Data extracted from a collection
◆ ◆ ◆ ◆

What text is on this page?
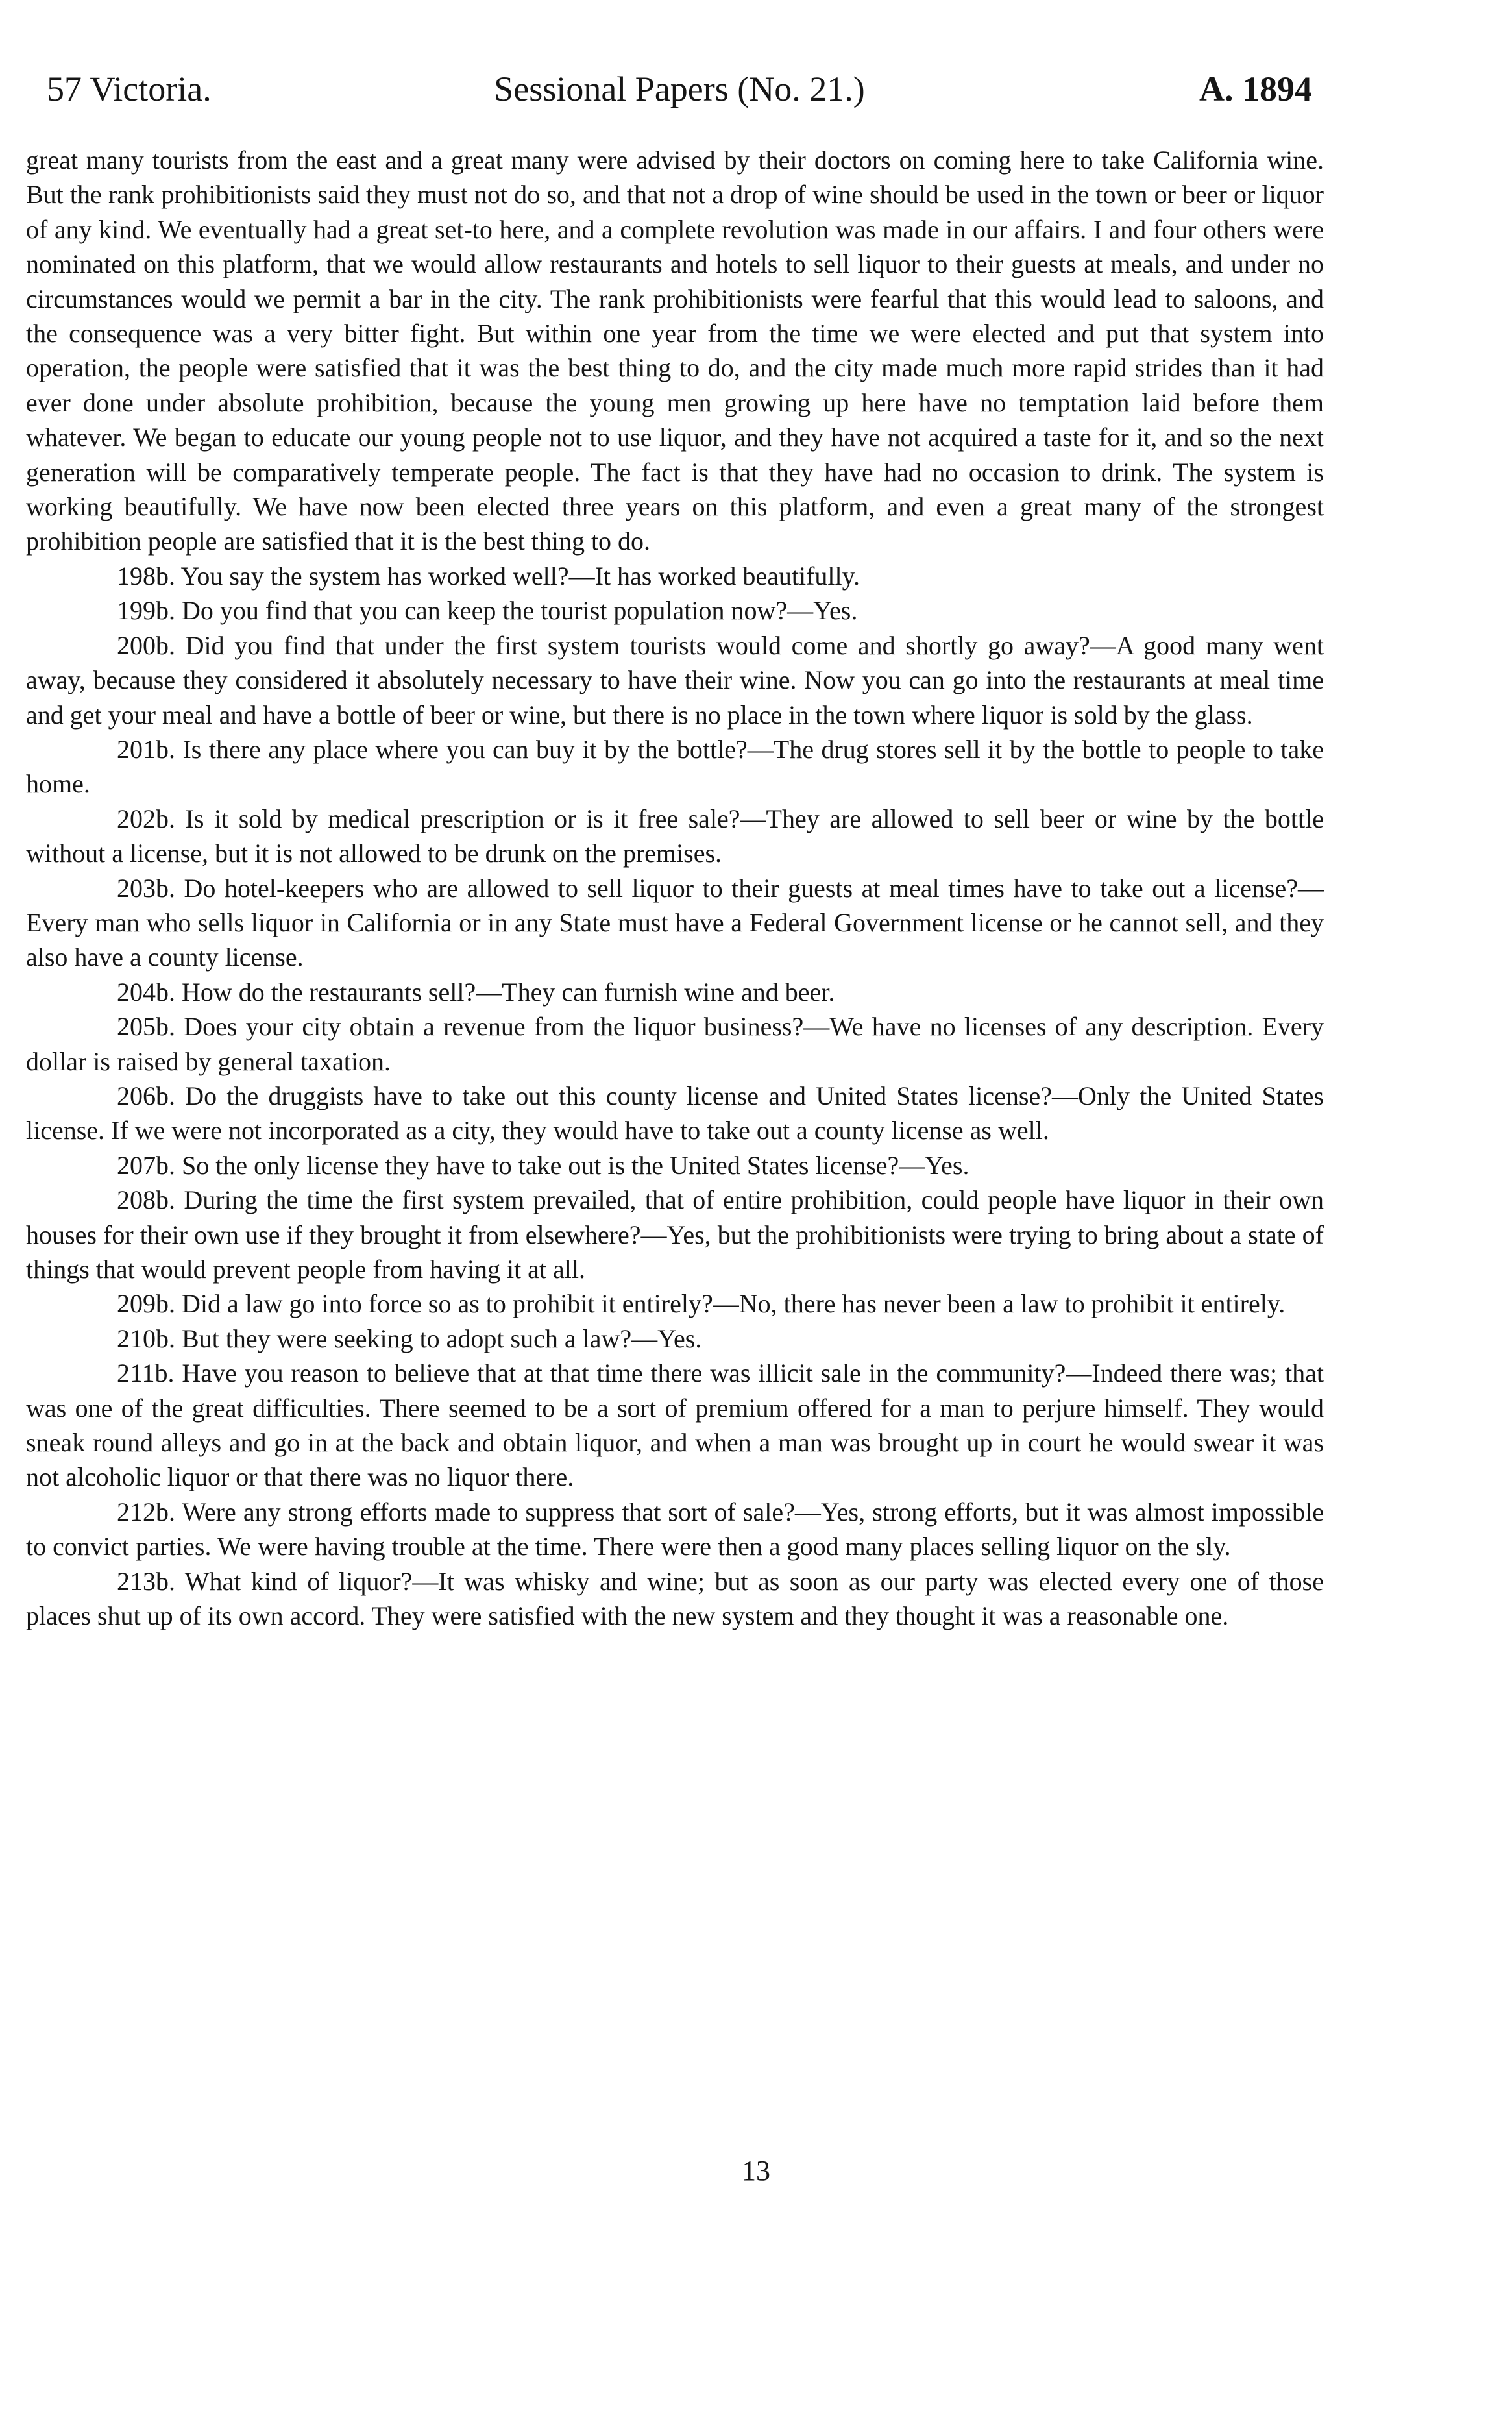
57 Victoria.	Sessional Papers (No. 21.)	A. 1894

great many tourists from the east and a great many were advised by their doctors on coming here to take California wine. But the rank prohibitionists said they must not do so, and that not a drop of wine should be used in the town or beer or liquor of any kind. We eventually had a great set-to here, and a complete revolution was made in our affairs. I and four others were nominated on this platform, that we would allow restaurants and hotels to sell liquor to their guests at meals, and under no circumstances would we permit a bar in the city. The rank prohibitionists were fearful that this would lead to saloons, and the consequence was a very bitter fight. But within one year from the time we were elected and put that system into operation, the people were satisfied that it was the best thing to do, and the city made much more rapid strides than it had ever done under absolute prohibition, because the young men growing up here have no temptation laid before them whatever. We began to educate our young people not to use liquor, and they have not acquired a taste for it, and so the next generation will be comparatively temperate people. The fact is that they have had no occasion to drink. The system is working beautifully. We have now been elected three years on this platform, and even a great many of the strongest prohibition people are satisfied that it is the best thing to do.

198b. You say the system has worked well?—It has worked beautifully.

199b. Do you find that you can keep the tourist population now?—Yes.

200b. Did you find that under the first system tourists would come and shortly go away?—A good many went away, because they considered it absolutely necessary to have their wine. Now you can go into the restaurants at meal time and get your meal and have a bottle of beer or wine, but there is no place in the town where liquor is sold by the glass.

201b. Is there any place where you can buy it by the bottle?—The drug stores sell it by the bottle to people to take home.

202b. Is it sold by medical prescription or is it free sale?—They are allowed to sell beer or wine by the bottle without a license, but it is not allowed to be drunk on the premises.

203b. Do hotel-keepers who are allowed to sell liquor to their guests at meal times have to take out a license?—Every man who sells liquor in California or in any State must have a Federal Government license or he cannot sell, and they also have a county license.

204b. How do the restaurants sell?—They can furnish wine and beer.

205b. Does your city obtain a revenue from the liquor business?—We have no licenses of any description. Every dollar is raised by general taxation.

206b. Do the druggists have to take out this county license and United States license?—Only the United States license. If we were not incorporated as a city, they would have to take out a county license as well.

207b. So the only license they have to take out is the United States license?—Yes.

208b. During the time the first system prevailed, that of entire prohibition, could people have liquor in their own houses for their own use if they brought it from elsewhere?—Yes, but the prohibitionists were trying to bring about a state of things that would prevent people from having it at all.

209b. Did a law go into force so as to prohibit it entirely?—No, there has never been a law to prohibit it entirely.

210b. But they were seeking to adopt such a law?—Yes.

211b. Have you reason to believe that at that time there was illicit sale in the community?—Indeed there was; that was one of the great difficulties. There seemed to be a sort of premium offered for a man to perjure himself. They would sneak round alleys and go in at the back and obtain liquor, and when a man was brought up in court he would swear it was not alcoholic liquor or that there was no liquor there.

212b. Were any strong efforts made to suppress that sort of sale?—Yes, strong efforts, but it was almost impossible to convict parties. We were having trouble at the time. There were then a good many places selling liquor on the sly.

213b. What kind of liquor?—It was whisky and wine; but as soon as our party was elected every one of those places shut up of its own accord. They were satisfied with the new system and they thought it was a reasonable one.

13
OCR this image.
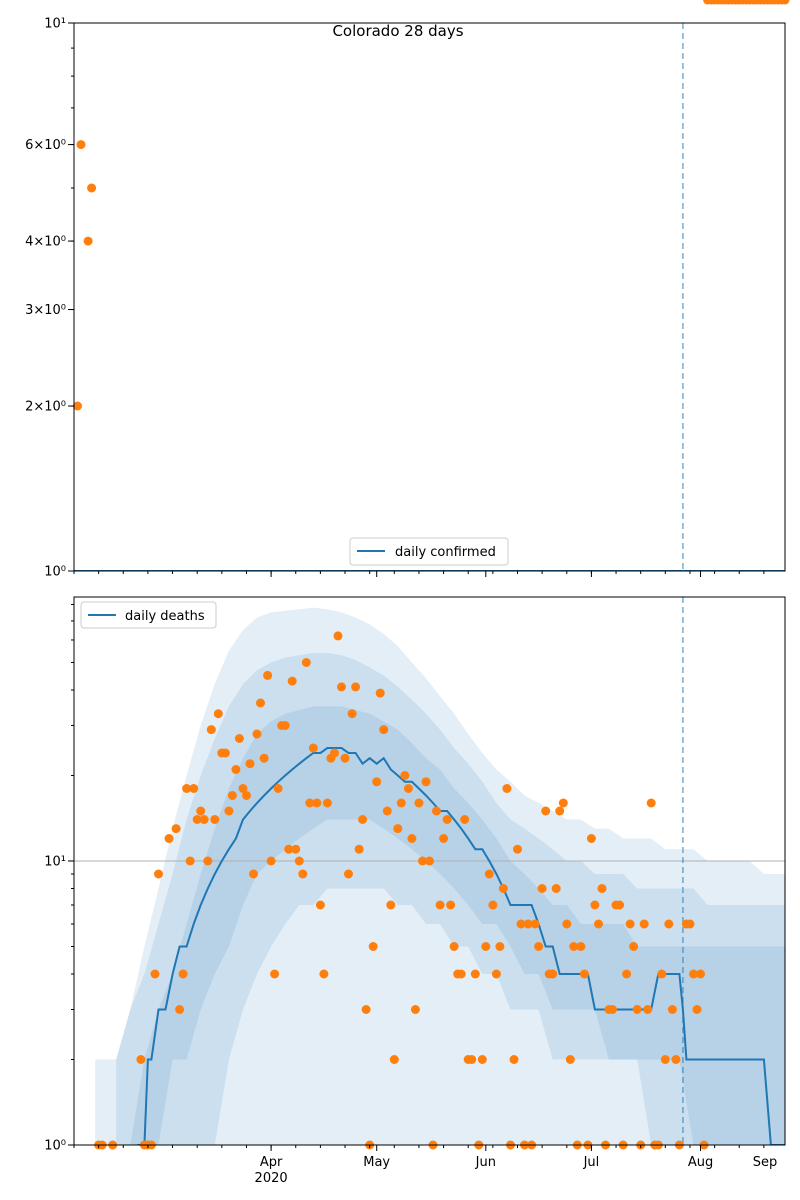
10⁰
2×10⁰
3×10⁰
4×10⁰
6×10⁰
10¹	Colorado 28 days
daily confirmed
10⁰
10¹
Apr
2020
May	Jun	Jul	Aug	Sep
daily deaths
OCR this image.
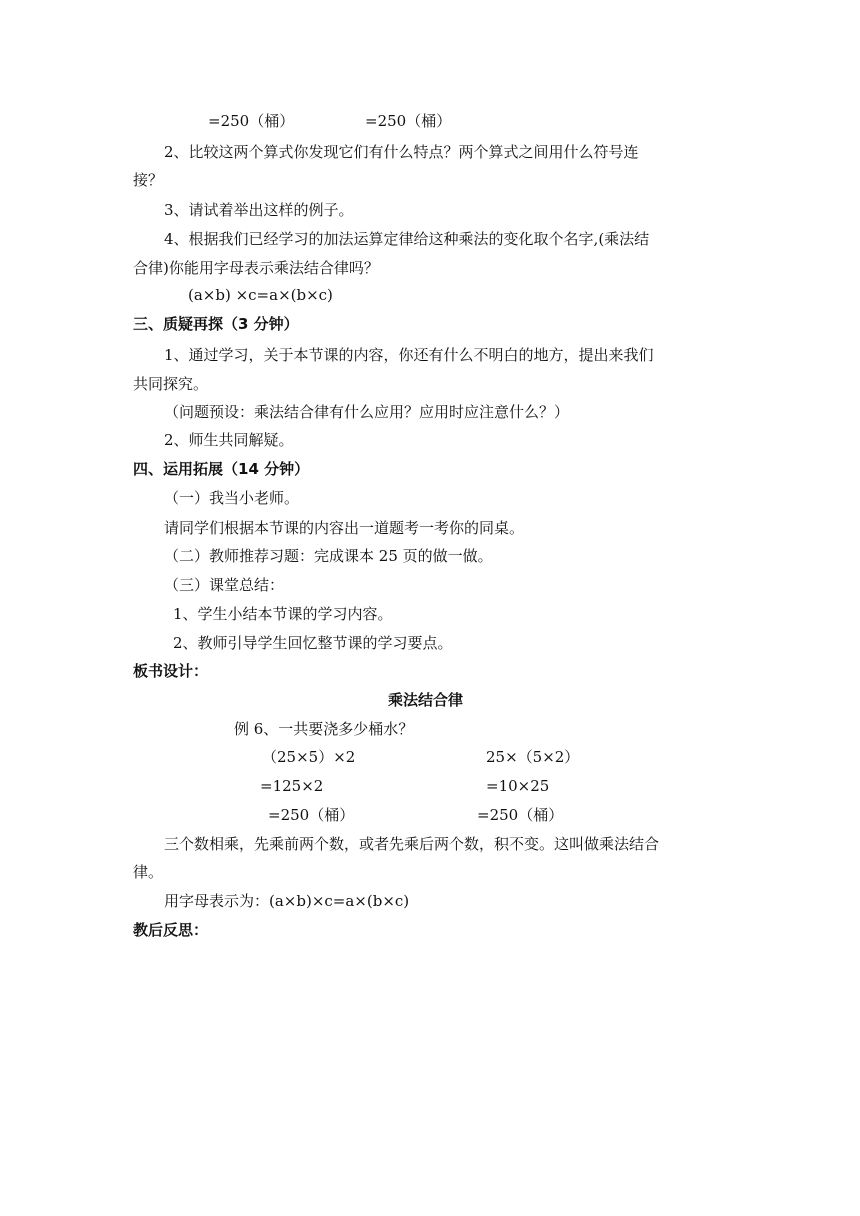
=250（桶）	=250（桶）
2、比较这两个算式你发现它们有什么特点？两个算式之间用什么符号连
接？
3、请试着举出这样的例子。
4、根据我们已经学习的加法运算定律给这种乘法的变化取个名字,(乘法结
合律)你能用字母表示乘法结合律吗？
(a×b) ×c=a×(b×c)
三、质疑再探（3 分钟）
1、通过学习，关于本节课的内容，你还有什么不明白的地方，提出来我们
共同探究。
（问题预设：乘法结合律有什么应用？应用时应注意什么？）
2、师生共同解疑。
四、运用拓展（14 分钟）
（一）我当小老师。
请同学们根据本节课的内容出一道题考一考你的同桌。
（二）教师推荐习题：完成课本 25 页的做一做。
（三）课堂总结：
1、学生小结本节课的学习内容。
2、教师引导学生回忆整节课的学习要点。
板书设计：
乘法结合律
例 6、一共要浇多少桶水？
（25×5）×2	25×（5×2）
=125×2	=10×25
=250（桶）	=250（桶）
三个数相乘，先乘前两个数，或者先乘后两个数，积不变。这叫做乘法结合
律。
用字母表示为：(a×b)×c=a×(b×c)
教后反思：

◆ ◆ ◆ ◆

Without the pictures, return the entries exactly as they appear.

• Task answer:
What text is on this page?
57 Victoria.	Sessional Papers (No. 21.)	A. 1894

great many tourists from the east and a great many were advised by their doctors on coming here to take California wine. But the rank prohibitionists said they must not do so, and that not a drop of wine should be used in the town or beer or liquor of any kind. We eventually had a great set-to here, and a complete revolution was made in our affairs. I and four others were nominated on this platform, that we would allow restaurants and hotels to sell liquor to their guests at meals, and under no circumstances would we permit a bar in the city. The rank prohibitionists were fearful that this would lead to saloons, and the consequence was a very bitter fight. But within one year from the time we were elected and put that system into operation, the people were satisfied that it was the best thing to do, and the city made much more rapid strides than it had ever done under absolute prohibition, because the young men growing up here have no temptation laid before them whatever. We began to educate our young people not to use liquor, and they have not acquired a taste for it, and so the next generation will be comparatively temperate people. The fact is that they have had no occasion to drink. The system is working beautifully. We have now been elected three years on this platform, and even a great many of the strongest prohibition people are satisfied that it is the best thing to do.

198b. You say the system has worked well?—It has worked beautifully.

199b. Do you find that you can keep the tourist population now?—Yes.

200b. Did you find that under the first system tourists would come and shortly go away?—A good many went away, because they considered it absolutely necessary to have their wine. Now you can go into the restaurants at meal time and get your meal and have a bottle of beer or wine, but there is no place in the town where liquor is sold by the glass.

201b. Is there any place where you can buy it by the bottle?—The drug stores sell it by the bottle to people to take home.

202b. Is it sold by medical prescription or is it free sale?—They are allowed to sell beer or wine by the bottle without a license, but it is not allowed to be drunk on the premises.

203b. Do hotel-keepers who are allowed to sell liquor to their guests at meal times have to take out a license?—Every man who sells liquor in California or in any State must have a Federal Government license or he cannot sell, and they also have a county license.

204b. How do the restaurants sell?—They can furnish wine and beer.

205b. Does your city obtain a revenue from the liquor business?—We have no licenses of any description. Every dollar is raised by general taxation.

206b. Do the druggists have to take out this county license and United States license?—Only the United States license. If we were not incorporated as a city, they would have to take out a county license as well.

207b. So the only license they have to take out is the United States license?—Yes.

208b. During the time the first system prevailed, that of entire prohibition, could people have liquor in their own houses for their own use if they brought it from elsewhere?—Yes, but the prohibitionists were trying to bring about a state of things that would prevent people from having it at all.

209b. Did a law go into force so as to prohibit it entirely?—No, there has never been a law to prohibit it entirely.

210b. But they were seeking to adopt such a law?—Yes.

211b. Have you reason to believe that at that time there was illicit sale in the community?—Indeed there was; that was one of the great difficulties. There seemed to be a sort of premium offered for a man to perjure himself. They would sneak round alleys and go in at the back and obtain liquor, and when a man was brought up in court he would swear it was not alcoholic liquor or that there was no liquor there.

212b. Were any strong efforts made to suppress that sort of sale?—Yes, strong efforts, but it was almost impossible to convict parties. We were having trouble at the time. There were then a good many places selling liquor on the sly.

213b. What kind of liquor?—It was whisky and wine; but as soon as our party was elected every one of those places shut up of its own accord. They were satisfied with the new system and they thought it was a reasonable one.

13
OCR this image.
10⁰
2×10⁰
3×10⁰
4×10⁰
6×10⁰
10¹	Colorado 28 days
daily confirmed
10⁰
10¹
Apr
2020
May	Jun	Jul	Aug	Sep
daily deaths
OCR this image.
=250（桶）	=250（桶）
2、比较这两个算式你发现它们有什么特点？两个算式之间用什么符号连
接？
3、请试着举出这样的例子。
4、根据我们已经学习的加法运算定律给这种乘法的变化取个名字,(乘法结
合律)你能用字母表示乘法结合律吗？
(a×b) ×c=a×(b×c)
三、质疑再探（3 分钟）
1、通过学习，关于本节课的内容，你还有什么不明白的地方，提出来我们
共同探究。
（问题预设：乘法结合律有什么应用？应用时应注意什么？）
2、师生共同解疑。
四、运用拓展（14 分钟）
（一）我当小老师。
请同学们根据本节课的内容出一道题考一考你的同桌。
（二）教师推荐习题：完成课本 25 页的做一做。
（三）课堂总结：
1、学生小结本节课的学习内容。
2、教师引导学生回忆整节课的学习要点。
板书设计：
乘法结合律
例 6、一共要浇多少桶水？
（25×5）×2	25×（5×2）
=125×2	=10×25
=250（桶）	=250（桶）
三个数相乘，先乘前两个数，或者先乘后两个数，积不变。这叫做乘法结合
律。
用字母表示为：(a×b)×c=a×(b×c)
教后反思：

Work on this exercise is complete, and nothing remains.